EXERCISE: Extract all lines that hold "only" from the records below.

━━━━━ SOURCE DATA

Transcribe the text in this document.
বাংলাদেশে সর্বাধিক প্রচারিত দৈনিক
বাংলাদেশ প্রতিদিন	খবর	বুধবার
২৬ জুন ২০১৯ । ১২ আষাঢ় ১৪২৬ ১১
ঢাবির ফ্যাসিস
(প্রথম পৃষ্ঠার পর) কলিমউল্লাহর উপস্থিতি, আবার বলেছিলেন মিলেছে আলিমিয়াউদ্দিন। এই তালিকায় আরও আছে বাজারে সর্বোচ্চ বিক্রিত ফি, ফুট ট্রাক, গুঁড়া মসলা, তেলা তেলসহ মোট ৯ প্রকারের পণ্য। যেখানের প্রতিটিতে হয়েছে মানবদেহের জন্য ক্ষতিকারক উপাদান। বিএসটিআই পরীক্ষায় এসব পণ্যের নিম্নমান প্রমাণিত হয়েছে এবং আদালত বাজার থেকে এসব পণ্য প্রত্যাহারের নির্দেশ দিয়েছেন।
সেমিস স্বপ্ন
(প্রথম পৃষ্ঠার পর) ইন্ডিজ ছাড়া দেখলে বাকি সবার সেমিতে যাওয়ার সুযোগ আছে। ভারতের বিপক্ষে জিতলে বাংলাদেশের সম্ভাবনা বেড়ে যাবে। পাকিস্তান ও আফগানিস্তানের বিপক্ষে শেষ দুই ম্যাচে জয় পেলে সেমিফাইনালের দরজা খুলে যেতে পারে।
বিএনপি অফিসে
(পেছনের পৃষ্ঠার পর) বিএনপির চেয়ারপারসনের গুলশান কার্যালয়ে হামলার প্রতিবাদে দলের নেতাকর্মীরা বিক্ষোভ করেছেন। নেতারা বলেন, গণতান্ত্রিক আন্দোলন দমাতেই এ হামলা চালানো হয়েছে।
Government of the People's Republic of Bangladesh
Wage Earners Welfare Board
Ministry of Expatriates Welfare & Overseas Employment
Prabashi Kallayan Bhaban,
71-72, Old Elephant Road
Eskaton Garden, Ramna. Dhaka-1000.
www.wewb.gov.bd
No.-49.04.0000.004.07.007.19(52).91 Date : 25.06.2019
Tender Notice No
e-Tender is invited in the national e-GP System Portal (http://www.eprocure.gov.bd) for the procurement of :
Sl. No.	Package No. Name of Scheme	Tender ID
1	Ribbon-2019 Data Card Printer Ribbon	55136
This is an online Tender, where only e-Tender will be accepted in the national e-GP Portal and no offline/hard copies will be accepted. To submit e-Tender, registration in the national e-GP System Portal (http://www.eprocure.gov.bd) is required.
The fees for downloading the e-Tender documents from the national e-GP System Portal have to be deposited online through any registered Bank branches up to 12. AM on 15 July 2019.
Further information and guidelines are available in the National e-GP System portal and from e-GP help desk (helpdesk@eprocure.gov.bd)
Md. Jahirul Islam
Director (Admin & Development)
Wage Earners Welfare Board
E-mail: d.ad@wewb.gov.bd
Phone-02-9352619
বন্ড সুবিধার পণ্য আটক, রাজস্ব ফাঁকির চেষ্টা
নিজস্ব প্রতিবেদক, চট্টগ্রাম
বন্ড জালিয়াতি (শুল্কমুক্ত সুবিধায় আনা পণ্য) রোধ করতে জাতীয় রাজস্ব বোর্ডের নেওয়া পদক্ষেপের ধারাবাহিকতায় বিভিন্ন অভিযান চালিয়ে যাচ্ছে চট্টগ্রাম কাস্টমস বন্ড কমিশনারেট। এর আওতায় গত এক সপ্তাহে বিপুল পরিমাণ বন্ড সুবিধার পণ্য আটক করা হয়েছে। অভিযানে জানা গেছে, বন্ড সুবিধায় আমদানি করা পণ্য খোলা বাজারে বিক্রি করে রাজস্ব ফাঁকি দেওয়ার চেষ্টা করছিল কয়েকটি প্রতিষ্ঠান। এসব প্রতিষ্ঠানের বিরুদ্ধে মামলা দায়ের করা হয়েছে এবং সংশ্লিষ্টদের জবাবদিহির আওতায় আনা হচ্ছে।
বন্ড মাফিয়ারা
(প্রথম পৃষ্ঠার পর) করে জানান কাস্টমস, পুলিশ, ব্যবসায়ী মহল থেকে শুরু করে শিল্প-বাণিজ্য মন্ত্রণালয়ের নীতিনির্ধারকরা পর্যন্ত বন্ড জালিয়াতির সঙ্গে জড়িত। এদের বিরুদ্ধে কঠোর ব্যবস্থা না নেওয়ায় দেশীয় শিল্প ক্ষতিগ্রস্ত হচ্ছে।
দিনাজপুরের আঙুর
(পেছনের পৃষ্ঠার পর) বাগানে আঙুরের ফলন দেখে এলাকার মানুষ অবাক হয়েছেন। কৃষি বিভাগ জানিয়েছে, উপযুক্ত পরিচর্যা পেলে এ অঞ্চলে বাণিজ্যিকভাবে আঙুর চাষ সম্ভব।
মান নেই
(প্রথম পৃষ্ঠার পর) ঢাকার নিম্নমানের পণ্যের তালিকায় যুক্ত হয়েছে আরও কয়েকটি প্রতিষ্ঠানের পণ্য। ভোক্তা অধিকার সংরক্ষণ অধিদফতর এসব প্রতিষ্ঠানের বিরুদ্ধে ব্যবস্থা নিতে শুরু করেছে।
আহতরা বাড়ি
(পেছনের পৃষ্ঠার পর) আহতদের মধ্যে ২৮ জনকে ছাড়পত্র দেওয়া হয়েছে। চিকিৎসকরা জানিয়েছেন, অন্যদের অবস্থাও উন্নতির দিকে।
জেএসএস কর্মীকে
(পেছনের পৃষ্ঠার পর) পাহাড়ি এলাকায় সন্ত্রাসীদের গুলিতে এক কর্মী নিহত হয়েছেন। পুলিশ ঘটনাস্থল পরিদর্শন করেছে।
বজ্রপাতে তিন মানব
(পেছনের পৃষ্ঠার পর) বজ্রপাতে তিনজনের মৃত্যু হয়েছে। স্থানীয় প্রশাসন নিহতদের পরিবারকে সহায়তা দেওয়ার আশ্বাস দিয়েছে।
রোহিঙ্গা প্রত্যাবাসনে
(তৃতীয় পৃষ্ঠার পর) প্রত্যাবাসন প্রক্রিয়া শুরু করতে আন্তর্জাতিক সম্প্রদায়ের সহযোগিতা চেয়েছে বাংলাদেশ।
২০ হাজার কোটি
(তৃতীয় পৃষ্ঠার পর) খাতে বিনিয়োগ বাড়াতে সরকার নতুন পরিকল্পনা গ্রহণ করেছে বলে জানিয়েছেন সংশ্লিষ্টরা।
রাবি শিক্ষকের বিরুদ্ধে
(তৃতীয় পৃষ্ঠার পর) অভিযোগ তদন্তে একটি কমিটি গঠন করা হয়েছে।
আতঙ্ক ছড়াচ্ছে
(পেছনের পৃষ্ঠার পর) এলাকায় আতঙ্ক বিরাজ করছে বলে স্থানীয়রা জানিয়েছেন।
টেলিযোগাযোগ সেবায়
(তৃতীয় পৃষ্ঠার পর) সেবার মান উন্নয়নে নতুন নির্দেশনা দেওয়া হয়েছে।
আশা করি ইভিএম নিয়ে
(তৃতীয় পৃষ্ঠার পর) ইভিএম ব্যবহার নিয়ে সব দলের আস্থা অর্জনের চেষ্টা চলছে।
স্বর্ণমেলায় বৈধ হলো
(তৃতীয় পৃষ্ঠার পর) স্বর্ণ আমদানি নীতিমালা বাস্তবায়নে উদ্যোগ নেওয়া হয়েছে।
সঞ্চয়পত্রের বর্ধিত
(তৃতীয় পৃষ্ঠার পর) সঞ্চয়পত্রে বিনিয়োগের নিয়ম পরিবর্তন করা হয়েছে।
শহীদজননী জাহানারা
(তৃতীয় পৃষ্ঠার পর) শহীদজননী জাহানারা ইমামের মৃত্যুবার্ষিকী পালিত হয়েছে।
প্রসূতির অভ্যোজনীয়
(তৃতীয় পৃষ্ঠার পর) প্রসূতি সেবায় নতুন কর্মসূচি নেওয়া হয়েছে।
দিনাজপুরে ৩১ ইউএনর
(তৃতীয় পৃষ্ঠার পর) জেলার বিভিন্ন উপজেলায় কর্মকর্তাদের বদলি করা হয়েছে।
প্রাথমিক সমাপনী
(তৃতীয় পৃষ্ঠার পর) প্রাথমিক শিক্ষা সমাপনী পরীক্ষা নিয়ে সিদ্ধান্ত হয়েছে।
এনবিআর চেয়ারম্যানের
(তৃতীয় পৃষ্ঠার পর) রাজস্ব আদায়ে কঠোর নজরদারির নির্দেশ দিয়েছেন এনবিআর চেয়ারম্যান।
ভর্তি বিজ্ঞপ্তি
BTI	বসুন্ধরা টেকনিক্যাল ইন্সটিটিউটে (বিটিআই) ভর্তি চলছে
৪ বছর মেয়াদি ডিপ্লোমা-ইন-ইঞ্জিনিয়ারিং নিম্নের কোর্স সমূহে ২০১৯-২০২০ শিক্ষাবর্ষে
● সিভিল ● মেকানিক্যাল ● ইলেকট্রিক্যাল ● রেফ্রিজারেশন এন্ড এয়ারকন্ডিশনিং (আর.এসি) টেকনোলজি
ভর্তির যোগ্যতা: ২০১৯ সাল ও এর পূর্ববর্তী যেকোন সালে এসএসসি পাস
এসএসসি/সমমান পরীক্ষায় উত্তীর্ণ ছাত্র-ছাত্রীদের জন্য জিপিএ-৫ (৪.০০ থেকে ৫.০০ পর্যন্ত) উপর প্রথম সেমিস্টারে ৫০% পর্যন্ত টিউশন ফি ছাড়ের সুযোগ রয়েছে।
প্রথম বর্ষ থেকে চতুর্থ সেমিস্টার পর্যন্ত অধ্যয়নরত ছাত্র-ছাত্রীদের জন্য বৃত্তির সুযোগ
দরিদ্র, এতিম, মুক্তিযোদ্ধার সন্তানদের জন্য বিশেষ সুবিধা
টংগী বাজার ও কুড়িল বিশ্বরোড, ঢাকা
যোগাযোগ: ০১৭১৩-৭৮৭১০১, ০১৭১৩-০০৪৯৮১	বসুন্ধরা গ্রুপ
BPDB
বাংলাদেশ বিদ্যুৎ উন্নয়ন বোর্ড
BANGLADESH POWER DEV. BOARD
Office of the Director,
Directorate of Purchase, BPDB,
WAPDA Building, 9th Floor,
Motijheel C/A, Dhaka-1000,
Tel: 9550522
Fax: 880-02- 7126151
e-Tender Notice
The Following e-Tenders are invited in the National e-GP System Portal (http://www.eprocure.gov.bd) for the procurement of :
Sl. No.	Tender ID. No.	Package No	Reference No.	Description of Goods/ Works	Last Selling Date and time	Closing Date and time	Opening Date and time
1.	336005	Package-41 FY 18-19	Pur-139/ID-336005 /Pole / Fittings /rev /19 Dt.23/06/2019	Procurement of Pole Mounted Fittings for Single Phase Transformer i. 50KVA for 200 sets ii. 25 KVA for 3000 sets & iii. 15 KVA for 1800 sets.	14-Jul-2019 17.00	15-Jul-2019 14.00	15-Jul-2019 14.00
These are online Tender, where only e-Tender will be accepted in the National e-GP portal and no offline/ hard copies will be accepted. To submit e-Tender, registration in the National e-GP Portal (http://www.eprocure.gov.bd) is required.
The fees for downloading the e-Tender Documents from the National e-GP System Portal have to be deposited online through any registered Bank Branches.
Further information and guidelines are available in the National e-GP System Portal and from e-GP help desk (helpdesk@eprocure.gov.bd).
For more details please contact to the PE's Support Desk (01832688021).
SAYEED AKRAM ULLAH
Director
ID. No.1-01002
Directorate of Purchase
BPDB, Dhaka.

━━━━━━━━━━

TASK SOLUTION:
This is an online Tender, where only e-Tender will be accepted in the national e-GP Portal and no offline/hard copies will be accepted. To submit e-Tender, registration in the national e-GP System Portal (http://www.eprocure.gov.bd) is required.
These are online Tender, where only e-Tender will be accepted in the National e-GP portal and no offline/ hard copies will be accepted. To submit e-Tender, registration in the National e-GP Portal (http://www.eprocure.gov.bd) is required.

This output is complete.